[BEGIN Data provided]
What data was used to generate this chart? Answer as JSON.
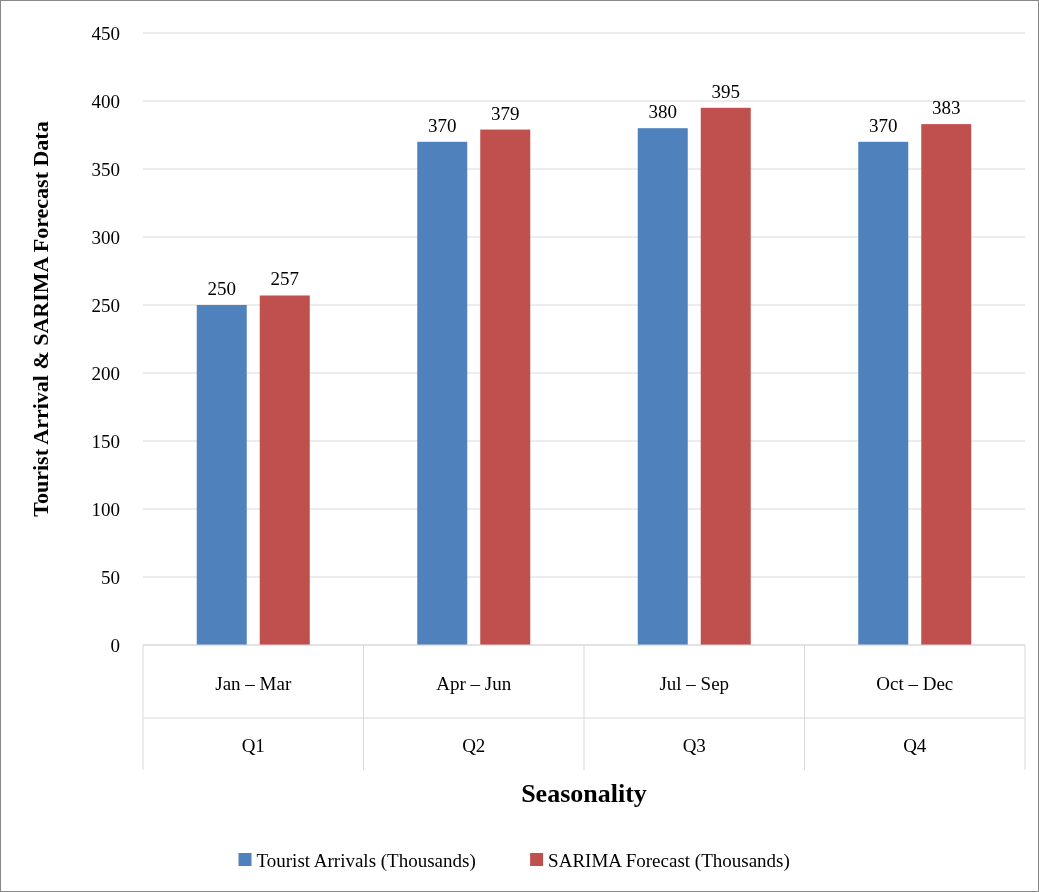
{
  "chart_data": {
    "type": "bar",
    "xlabel": "Seasonality",
    "ylabel": "Tourist Arrival & SARIMA Forecast Data",
    "categories": [
      "Jan – Mar",
      "Apr – Jun",
      "Jul – Sep",
      "Oct – Dec"
    ],
    "series": [
      {
        "name": "Tourist Arrivals (Thousands)",
        "color": "#4f81bd",
        "values": [
          250,
          370,
          380,
          370
        ]
      },
      {
        "name": "SARIMA Forecast (Thousands)",
        "color": "#c0504d",
        "values": [
          257,
          379,
          395,
          383
        ]
      }
    ],
    "annotations": [
      "Q1",
      "Q2",
      "Q3",
      "Q4"
    ],
    "ylim": [
      0,
      450
    ],
    "yticks": [
      0,
      50,
      100,
      150,
      200,
      250,
      300,
      350,
      400,
      450
    ],
    "grid": "y",
    "legend": "bottom",
    "data_labels": true
  }
}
[END Data provided]
**Instruction**
Transcribe every line from the records above without alteration, and leave out the images.

**Answer to the task**
What data was used to generate this chart? Answer as JSON.
{
  "chart_data": {
    "type": "bar",
    "xlabel": "Seasonality",
    "ylabel": "Tourist Arrival & SARIMA Forecast Data",
    "categories": [
      "Jan – Mar",
      "Apr – Jun",
      "Jul – Sep",
      "Oct – Dec"
    ],
    "series": [
      {
        "name": "Tourist Arrivals (Thousands)",
        "color": "#4f81bd",
        "values": [
          250,
          370,
          380,
          370
        ]
      },
      {
        "name": "SARIMA Forecast (Thousands)",
        "color": "#c0504d",
        "values": [
          257,
          379,
          395,
          383
        ]
      }
    ],
    "annotations": [
      "Q1",
      "Q2",
      "Q3",
      "Q4"
    ],
    "ylim": [
      0,
      450
    ],
    "yticks": [
      0,
      50,
      100,
      150,
      200,
      250,
      300,
      350,
      400,
      450
    ],
    "grid": "y",
    "legend": "bottom",
    "data_labels": true
  }
}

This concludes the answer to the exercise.